* [Recorded data]

+ + + +

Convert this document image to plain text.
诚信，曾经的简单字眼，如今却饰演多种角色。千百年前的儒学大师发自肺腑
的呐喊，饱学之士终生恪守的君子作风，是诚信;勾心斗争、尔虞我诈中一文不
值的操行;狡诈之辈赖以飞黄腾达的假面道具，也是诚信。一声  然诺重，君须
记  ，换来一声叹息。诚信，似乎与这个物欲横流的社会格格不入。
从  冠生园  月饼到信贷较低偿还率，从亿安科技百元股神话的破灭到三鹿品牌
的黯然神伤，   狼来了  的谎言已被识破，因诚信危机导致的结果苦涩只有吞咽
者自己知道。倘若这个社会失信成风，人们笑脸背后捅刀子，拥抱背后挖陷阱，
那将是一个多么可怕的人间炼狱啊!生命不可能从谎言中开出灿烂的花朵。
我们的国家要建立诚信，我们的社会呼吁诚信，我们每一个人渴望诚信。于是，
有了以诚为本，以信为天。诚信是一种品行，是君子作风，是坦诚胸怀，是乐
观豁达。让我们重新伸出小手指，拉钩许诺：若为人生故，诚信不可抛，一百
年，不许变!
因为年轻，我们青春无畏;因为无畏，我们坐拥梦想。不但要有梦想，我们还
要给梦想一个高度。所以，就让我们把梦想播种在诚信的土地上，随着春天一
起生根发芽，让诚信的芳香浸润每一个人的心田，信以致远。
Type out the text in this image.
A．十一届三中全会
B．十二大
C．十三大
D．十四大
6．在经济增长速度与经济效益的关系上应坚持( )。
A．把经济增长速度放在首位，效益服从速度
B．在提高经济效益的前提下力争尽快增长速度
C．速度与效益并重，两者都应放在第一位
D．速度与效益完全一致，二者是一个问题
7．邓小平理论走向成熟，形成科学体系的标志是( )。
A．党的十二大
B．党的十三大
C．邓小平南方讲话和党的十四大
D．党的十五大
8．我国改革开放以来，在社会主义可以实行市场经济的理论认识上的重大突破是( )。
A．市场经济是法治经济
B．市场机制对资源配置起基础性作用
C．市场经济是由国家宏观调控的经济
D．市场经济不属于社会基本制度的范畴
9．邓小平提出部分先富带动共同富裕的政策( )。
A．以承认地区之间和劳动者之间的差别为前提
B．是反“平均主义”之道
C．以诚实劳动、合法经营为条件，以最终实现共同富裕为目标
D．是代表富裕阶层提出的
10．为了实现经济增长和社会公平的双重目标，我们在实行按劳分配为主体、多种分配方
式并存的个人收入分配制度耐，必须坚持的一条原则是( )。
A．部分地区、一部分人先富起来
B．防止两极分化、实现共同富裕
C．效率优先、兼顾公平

+ + + +

Select and copy every line from the records that includes the word "this".

* [Exercise response]
Convert this document image to plain text.
Type out the text in this image.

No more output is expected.